## Objective
Copy all the entries below exactly, but not the pictures.

★ ★ ★ ★ ★

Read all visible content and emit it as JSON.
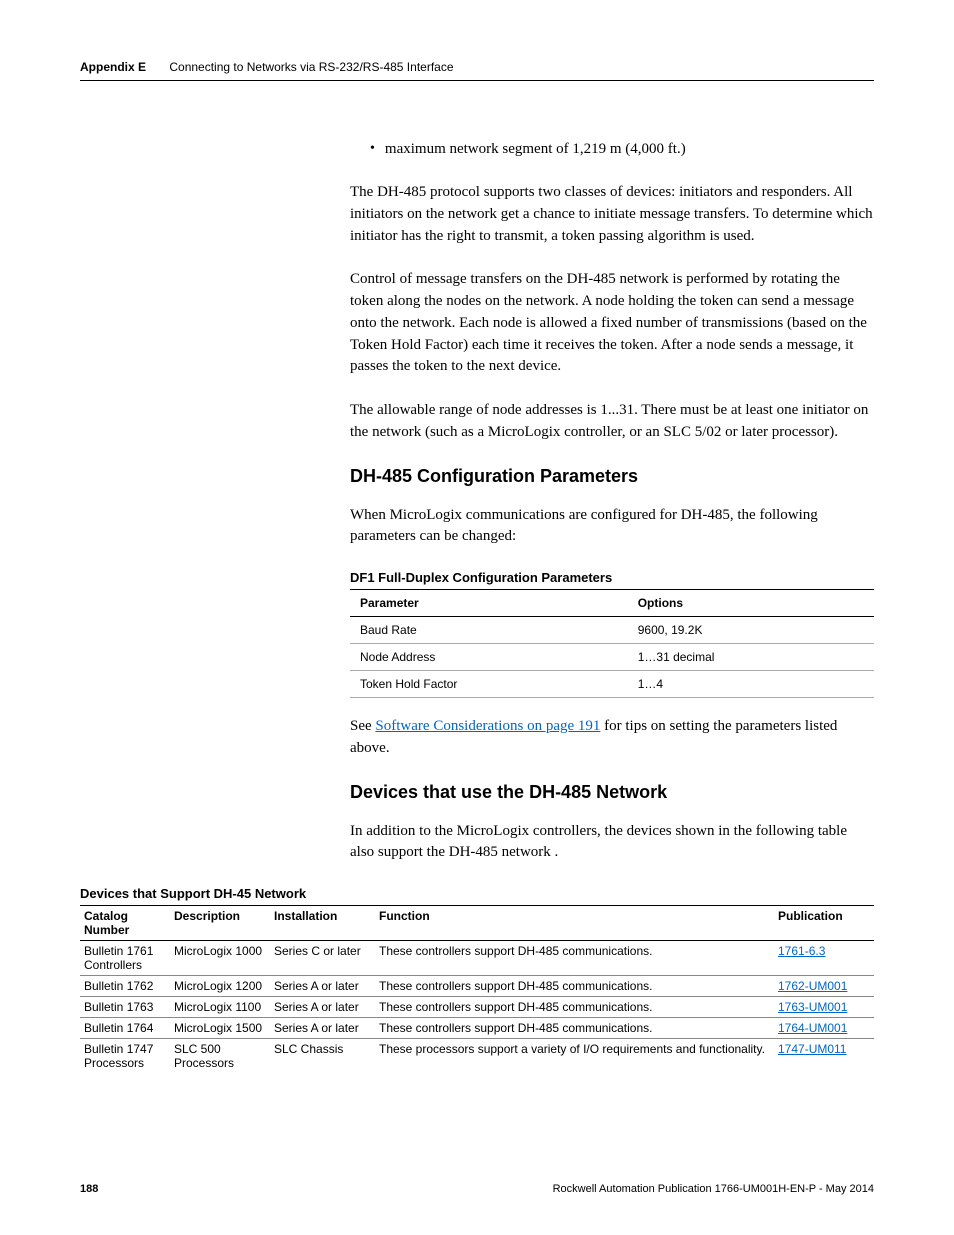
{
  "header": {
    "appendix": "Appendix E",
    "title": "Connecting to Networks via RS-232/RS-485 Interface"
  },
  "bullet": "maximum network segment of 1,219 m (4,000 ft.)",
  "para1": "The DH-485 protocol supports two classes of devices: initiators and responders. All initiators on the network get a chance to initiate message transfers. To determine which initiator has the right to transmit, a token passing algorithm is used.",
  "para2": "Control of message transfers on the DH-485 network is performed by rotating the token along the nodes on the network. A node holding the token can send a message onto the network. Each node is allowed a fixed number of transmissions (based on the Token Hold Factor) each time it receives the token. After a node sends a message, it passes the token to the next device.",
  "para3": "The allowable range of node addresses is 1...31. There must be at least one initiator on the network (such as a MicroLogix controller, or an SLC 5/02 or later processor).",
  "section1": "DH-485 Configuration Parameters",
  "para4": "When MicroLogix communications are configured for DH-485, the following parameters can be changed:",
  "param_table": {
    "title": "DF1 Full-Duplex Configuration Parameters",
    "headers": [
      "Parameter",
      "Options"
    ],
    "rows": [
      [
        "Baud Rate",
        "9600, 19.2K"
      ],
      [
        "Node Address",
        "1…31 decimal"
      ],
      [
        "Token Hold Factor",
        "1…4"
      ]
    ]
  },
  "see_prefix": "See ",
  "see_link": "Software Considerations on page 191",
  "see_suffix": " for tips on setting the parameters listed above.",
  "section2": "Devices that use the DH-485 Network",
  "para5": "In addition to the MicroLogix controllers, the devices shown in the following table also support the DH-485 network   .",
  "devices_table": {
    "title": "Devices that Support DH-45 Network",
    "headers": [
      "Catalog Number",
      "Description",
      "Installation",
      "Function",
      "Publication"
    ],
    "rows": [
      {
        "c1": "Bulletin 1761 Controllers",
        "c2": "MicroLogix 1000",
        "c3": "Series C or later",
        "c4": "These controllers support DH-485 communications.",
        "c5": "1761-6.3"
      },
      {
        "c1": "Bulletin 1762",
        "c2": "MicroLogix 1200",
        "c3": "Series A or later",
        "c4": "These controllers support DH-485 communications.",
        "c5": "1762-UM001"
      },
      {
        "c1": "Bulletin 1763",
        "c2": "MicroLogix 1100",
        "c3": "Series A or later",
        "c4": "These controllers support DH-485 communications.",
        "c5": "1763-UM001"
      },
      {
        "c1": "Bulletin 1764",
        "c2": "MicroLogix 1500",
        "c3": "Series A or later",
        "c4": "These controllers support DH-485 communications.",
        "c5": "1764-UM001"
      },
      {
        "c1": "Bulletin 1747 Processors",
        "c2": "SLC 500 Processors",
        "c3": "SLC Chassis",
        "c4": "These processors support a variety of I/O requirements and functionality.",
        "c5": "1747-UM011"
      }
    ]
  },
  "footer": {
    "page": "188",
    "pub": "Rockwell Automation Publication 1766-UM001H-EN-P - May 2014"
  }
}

★ ★ ★ ★ ★

## Final result
Read all visible content and emit it as JSON.
{
  "header": {
    "appendix": "Appendix E",
    "title": "Connecting to Networks via RS-232/RS-485 Interface"
  },
  "bullet": "maximum network segment of 1,219 m (4,000 ft.)",
  "para1": "The DH-485 protocol supports two classes of devices: initiators and responders. All initiators on the network get a chance to initiate message transfers. To determine which initiator has the right to transmit, a token passing algorithm is used.",
  "para2": "Control of message transfers on the DH-485 network is performed by rotating the token along the nodes on the network. A node holding the token can send a message onto the network. Each node is allowed a fixed number of transmissions (based on the Token Hold Factor) each time it receives the token. After a node sends a message, it passes the token to the next device.",
  "para3": "The allowable range of node addresses is 1...31. There must be at least one initiator on the network (such as a MicroLogix controller, or an SLC 5/02 or later processor).",
  "section1": "DH-485 Configuration Parameters",
  "para4": "When MicroLogix communications are configured for DH-485, the following parameters can be changed:",
  "param_table": {
    "title": "DF1 Full-Duplex Configuration Parameters",
    "headers": [
      "Parameter",
      "Options"
    ],
    "rows": [
      [
        "Baud Rate",
        "9600, 19.2K"
      ],
      [
        "Node Address",
        "1…31 decimal"
      ],
      [
        "Token Hold Factor",
        "1…4"
      ]
    ]
  },
  "see_prefix": "See ",
  "see_link": "Software Considerations on page 191",
  "see_suffix": " for tips on setting the parameters listed above.",
  "section2": "Devices that use the DH-485 Network",
  "para5": "In addition to the MicroLogix controllers, the devices shown in the following table also support the DH-485 network   .",
  "devices_table": {
    "title": "Devices that Support DH-45 Network",
    "headers": [
      "Catalog Number",
      "Description",
      "Installation",
      "Function",
      "Publication"
    ],
    "rows": [
      {
        "c1": "Bulletin 1761 Controllers",
        "c2": "MicroLogix 1000",
        "c3": "Series C or later",
        "c4": "These controllers support DH-485 communications.",
        "c5": "1761-6.3"
      },
      {
        "c1": "Bulletin 1762",
        "c2": "MicroLogix 1200",
        "c3": "Series A or later",
        "c4": "These controllers support DH-485 communications.",
        "c5": "1762-UM001"
      },
      {
        "c1": "Bulletin 1763",
        "c2": "MicroLogix 1100",
        "c3": "Series A or later",
        "c4": "These controllers support DH-485 communications.",
        "c5": "1763-UM001"
      },
      {
        "c1": "Bulletin 1764",
        "c2": "MicroLogix 1500",
        "c3": "Series A or later",
        "c4": "These controllers support DH-485 communications.",
        "c5": "1764-UM001"
      },
      {
        "c1": "Bulletin 1747 Processors",
        "c2": "SLC 500 Processors",
        "c3": "SLC Chassis",
        "c4": "These processors support a variety of I/O requirements and functionality.",
        "c5": "1747-UM011"
      }
    ]
  },
  "footer": {
    "page": "188",
    "pub": "Rockwell Automation Publication 1766-UM001H-EN-P - May 2014"
  }
}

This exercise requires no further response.